Write out the records again, exactly, leaving none out.

(Stored data)
*-*-*

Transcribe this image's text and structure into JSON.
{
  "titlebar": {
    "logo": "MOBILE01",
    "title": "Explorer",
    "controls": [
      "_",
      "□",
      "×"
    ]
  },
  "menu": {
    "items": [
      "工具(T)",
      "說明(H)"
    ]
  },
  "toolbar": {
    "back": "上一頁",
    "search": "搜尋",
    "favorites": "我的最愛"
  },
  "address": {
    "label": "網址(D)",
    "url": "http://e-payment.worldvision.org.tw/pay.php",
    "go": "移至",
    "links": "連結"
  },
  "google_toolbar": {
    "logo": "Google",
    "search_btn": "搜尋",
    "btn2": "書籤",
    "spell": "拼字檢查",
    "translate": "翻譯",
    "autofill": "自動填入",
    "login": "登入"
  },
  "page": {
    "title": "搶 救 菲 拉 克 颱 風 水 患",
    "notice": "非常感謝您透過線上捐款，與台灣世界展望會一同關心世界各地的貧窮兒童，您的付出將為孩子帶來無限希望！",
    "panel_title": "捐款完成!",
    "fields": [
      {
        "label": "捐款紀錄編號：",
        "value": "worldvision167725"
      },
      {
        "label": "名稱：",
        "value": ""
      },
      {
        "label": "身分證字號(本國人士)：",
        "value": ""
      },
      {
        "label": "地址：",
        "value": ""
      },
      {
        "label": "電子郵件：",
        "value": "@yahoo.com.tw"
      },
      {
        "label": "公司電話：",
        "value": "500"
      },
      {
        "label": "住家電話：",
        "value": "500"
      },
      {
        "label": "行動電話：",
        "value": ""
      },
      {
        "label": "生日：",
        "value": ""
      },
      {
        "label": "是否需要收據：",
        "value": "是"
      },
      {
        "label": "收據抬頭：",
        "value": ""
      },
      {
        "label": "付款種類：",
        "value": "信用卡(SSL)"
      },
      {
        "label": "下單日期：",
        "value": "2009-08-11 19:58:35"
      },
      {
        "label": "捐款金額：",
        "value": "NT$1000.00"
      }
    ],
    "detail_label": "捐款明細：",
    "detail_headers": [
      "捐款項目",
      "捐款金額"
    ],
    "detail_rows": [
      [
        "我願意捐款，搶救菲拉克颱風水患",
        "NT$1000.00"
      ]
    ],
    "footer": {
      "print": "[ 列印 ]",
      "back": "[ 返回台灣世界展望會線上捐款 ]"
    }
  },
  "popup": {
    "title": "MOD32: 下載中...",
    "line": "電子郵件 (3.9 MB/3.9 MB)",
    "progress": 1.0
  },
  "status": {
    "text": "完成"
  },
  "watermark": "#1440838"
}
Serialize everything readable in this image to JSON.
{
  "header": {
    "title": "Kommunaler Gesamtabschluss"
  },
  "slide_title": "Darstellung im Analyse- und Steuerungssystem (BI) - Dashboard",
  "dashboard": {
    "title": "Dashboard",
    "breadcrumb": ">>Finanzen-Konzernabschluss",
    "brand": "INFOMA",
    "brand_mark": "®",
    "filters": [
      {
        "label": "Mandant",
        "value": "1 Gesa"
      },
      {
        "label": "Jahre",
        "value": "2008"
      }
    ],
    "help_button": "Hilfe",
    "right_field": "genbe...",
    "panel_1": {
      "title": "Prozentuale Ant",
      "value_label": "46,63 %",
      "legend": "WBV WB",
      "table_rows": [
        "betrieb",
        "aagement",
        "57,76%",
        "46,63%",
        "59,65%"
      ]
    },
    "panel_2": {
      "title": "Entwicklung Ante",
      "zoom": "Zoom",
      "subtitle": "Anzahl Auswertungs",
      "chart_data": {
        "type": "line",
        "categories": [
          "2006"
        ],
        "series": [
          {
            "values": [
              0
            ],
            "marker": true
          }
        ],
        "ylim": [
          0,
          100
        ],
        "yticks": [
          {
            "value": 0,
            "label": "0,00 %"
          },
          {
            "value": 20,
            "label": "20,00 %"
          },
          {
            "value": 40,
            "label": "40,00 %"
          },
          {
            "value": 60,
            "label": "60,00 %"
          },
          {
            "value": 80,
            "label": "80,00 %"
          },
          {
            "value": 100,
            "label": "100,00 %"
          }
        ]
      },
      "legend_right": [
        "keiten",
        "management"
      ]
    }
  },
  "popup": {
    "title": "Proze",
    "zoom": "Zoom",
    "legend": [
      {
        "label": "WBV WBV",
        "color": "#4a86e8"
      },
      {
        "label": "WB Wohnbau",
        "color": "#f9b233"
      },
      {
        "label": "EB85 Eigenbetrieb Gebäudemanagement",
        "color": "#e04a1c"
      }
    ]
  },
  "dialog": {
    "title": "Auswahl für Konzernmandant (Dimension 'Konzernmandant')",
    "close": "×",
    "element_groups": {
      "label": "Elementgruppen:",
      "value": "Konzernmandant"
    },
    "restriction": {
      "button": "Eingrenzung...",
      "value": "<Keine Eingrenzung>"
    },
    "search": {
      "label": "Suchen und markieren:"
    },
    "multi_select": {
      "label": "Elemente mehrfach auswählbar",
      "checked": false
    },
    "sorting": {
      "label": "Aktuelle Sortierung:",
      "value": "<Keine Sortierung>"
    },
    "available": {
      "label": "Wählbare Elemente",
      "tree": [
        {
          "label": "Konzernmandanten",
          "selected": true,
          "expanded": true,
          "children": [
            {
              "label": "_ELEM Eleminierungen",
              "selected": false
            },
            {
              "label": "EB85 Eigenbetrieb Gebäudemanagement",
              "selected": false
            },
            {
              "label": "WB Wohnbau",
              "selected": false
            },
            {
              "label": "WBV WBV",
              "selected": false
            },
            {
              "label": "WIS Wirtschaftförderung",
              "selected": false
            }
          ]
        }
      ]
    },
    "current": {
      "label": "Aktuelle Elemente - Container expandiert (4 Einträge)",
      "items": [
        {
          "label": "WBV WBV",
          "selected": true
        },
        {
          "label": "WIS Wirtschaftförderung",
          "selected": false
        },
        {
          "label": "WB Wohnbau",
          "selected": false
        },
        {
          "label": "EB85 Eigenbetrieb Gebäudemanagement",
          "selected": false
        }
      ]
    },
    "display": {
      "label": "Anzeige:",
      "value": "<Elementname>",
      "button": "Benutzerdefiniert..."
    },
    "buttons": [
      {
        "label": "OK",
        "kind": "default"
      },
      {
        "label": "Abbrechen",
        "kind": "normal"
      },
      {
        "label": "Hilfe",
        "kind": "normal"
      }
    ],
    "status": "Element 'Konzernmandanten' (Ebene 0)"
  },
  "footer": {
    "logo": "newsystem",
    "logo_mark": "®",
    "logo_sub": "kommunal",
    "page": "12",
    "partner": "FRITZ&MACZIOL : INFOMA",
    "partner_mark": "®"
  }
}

*-*-*

# SOLUTION FOR THIS PROBLEM
Transcribe this image's text and structure into JSON.
{
  "titlebar": {
    "logo": "MOBILE01",
    "title": "Explorer",
    "controls": [
      "_",
      "□",
      "×"
    ]
  },
  "menu": {
    "items": [
      "工具(T)",
      "說明(H)"
    ]
  },
  "toolbar": {
    "back": "上一頁",
    "search": "搜尋",
    "favorites": "我的最愛"
  },
  "address": {
    "label": "網址(D)",
    "url": "http://e-payment.worldvision.org.tw/pay.php",
    "go": "移至",
    "links": "連結"
  },
  "google_toolbar": {
    "logo": "Google",
    "search_btn": "搜尋",
    "btn2": "書籤",
    "spell": "拼字檢查",
    "translate": "翻譯",
    "autofill": "自動填入",
    "login": "登入"
  },
  "page": {
    "title": "搶 救 菲 拉 克 颱 風 水 患",
    "notice": "非常感謝您透過線上捐款，與台灣世界展望會一同關心世界各地的貧窮兒童，您的付出將為孩子帶來無限希望！",
    "panel_title": "捐款完成!",
    "fields": [
      {
        "label": "捐款紀錄編號：",
        "value": "worldvision167725"
      },
      {
        "label": "名稱：",
        "value": ""
      },
      {
        "label": "身分證字號(本國人士)：",
        "value": ""
      },
      {
        "label": "地址：",
        "value": ""
      },
      {
        "label": "電子郵件：",
        "value": "@yahoo.com.tw"
      },
      {
        "label": "公司電話：",
        "value": "500"
      },
      {
        "label": "住家電話：",
        "value": "500"
      },
      {
        "label": "行動電話：",
        "value": ""
      },
      {
        "label": "生日：",
        "value": ""
      },
      {
        "label": "是否需要收據：",
        "value": "是"
      },
      {
        "label": "收據抬頭：",
        "value": ""
      },
      {
        "label": "付款種類：",
        "value": "信用卡(SSL)"
      },
      {
        "label": "下單日期：",
        "value": "2009-08-11 19:58:35"
      },
      {
        "label": "捐款金額：",
        "value": "NT$1000.00"
      }
    ],
    "detail_label": "捐款明細：",
    "detail_headers": [
      "捐款項目",
      "捐款金額"
    ],
    "detail_rows": [
      [
        "我願意捐款，搶救菲拉克颱風水患",
        "NT$1000.00"
      ]
    ],
    "footer": {
      "print": "[ 列印 ]",
      "back": "[ 返回台灣世界展望會線上捐款 ]"
    }
  },
  "popup": {
    "title": "MOD32: 下載中...",
    "line": "電子郵件 (3.9 MB/3.9 MB)",
    "progress": 1.0
  },
  "status": {
    "text": "完成"
  },
  "watermark": "#1440838"
}
Serialize everything readable in this image to JSON.
{
  "header": {
    "title": "Kommunaler Gesamtabschluss"
  },
  "slide_title": "Darstellung im Analyse- und Steuerungssystem (BI) - Dashboard",
  "dashboard": {
    "title": "Dashboard",
    "breadcrumb": ">>Finanzen-Konzernabschluss",
    "brand": "INFOMA",
    "brand_mark": "®",
    "filters": [
      {
        "label": "Mandant",
        "value": "1 Gesa"
      },
      {
        "label": "Jahre",
        "value": "2008"
      }
    ],
    "help_button": "Hilfe",
    "right_field": "genbe...",
    "panel_1": {
      "title": "Prozentuale Ant",
      "value_label": "46,63 %",
      "legend": "WBV WB",
      "table_rows": [
        "betrieb",
        "aagement",
        "57,76%",
        "46,63%",
        "59,65%"
      ]
    },
    "panel_2": {
      "title": "Entwicklung Ante",
      "zoom": "Zoom",
      "subtitle": "Anzahl Auswertungs",
      "chart_data": {
        "type": "line",
        "categories": [
          "2006"
        ],
        "series": [
          {
            "values": [
              0
            ],
            "marker": true
          }
        ],
        "ylim": [
          0,
          100
        ],
        "yticks": [
          {
            "value": 0,
            "label": "0,00 %"
          },
          {
            "value": 20,
            "label": "20,00 %"
          },
          {
            "value": 40,
            "label": "40,00 %"
          },
          {
            "value": 60,
            "label": "60,00 %"
          },
          {
            "value": 80,
            "label": "80,00 %"
          },
          {
            "value": 100,
            "label": "100,00 %"
          }
        ]
      },
      "legend_right": [
        "keiten",
        "management"
      ]
    }
  },
  "popup": {
    "title": "Proze",
    "zoom": "Zoom",
    "legend": [
      {
        "label": "WBV WBV",
        "color": "#4a86e8"
      },
      {
        "label": "WB Wohnbau",
        "color": "#f9b233"
      },
      {
        "label": "EB85 Eigenbetrieb Gebäudemanagement",
        "color": "#e04a1c"
      }
    ]
  },
  "dialog": {
    "title": "Auswahl für Konzernmandant (Dimension 'Konzernmandant')",
    "close": "×",
    "element_groups": {
      "label": "Elementgruppen:",
      "value": "Konzernmandant"
    },
    "restriction": {
      "button": "Eingrenzung...",
      "value": "<Keine Eingrenzung>"
    },
    "search": {
      "label": "Suchen und markieren:"
    },
    "multi_select": {
      "label": "Elemente mehrfach auswählbar",
      "checked": false
    },
    "sorting": {
      "label": "Aktuelle Sortierung:",
      "value": "<Keine Sortierung>"
    },
    "available": {
      "label": "Wählbare Elemente",
      "tree": [
        {
          "label": "Konzernmandanten",
          "selected": true,
          "expanded": true,
          "children": [
            {
              "label": "_ELEM Eleminierungen",
              "selected": false
            },
            {
              "label": "EB85 Eigenbetrieb Gebäudemanagement",
              "selected": false
            },
            {
              "label": "WB Wohnbau",
              "selected": false
            },
            {
              "label": "WBV WBV",
              "selected": false
            },
            {
              "label": "WIS Wirtschaftförderung",
              "selected": false
            }
          ]
        }
      ]
    },
    "current": {
      "label": "Aktuelle Elemente - Container expandiert (4 Einträge)",
      "items": [
        {
          "label": "WBV WBV",
          "selected": true
        },
        {
          "label": "WIS Wirtschaftförderung",
          "selected": false
        },
        {
          "label": "WB Wohnbau",
          "selected": false
        },
        {
          "label": "EB85 Eigenbetrieb Gebäudemanagement",
          "selected": false
        }
      ]
    },
    "display": {
      "label": "Anzeige:",
      "value": "<Elementname>",
      "button": "Benutzerdefiniert..."
    },
    "buttons": [
      {
        "label": "OK",
        "kind": "default"
      },
      {
        "label": "Abbrechen",
        "kind": "normal"
      },
      {
        "label": "Hilfe",
        "kind": "normal"
      }
    ],
    "status": "Element 'Konzernmandanten' (Ebene 0)"
  },
  "footer": {
    "logo": "newsystem",
    "logo_mark": "®",
    "logo_sub": "kommunal",
    "page": "12",
    "partner": "FRITZ&MACZIOL : INFOMA",
    "partner_mark": "®"
  }
}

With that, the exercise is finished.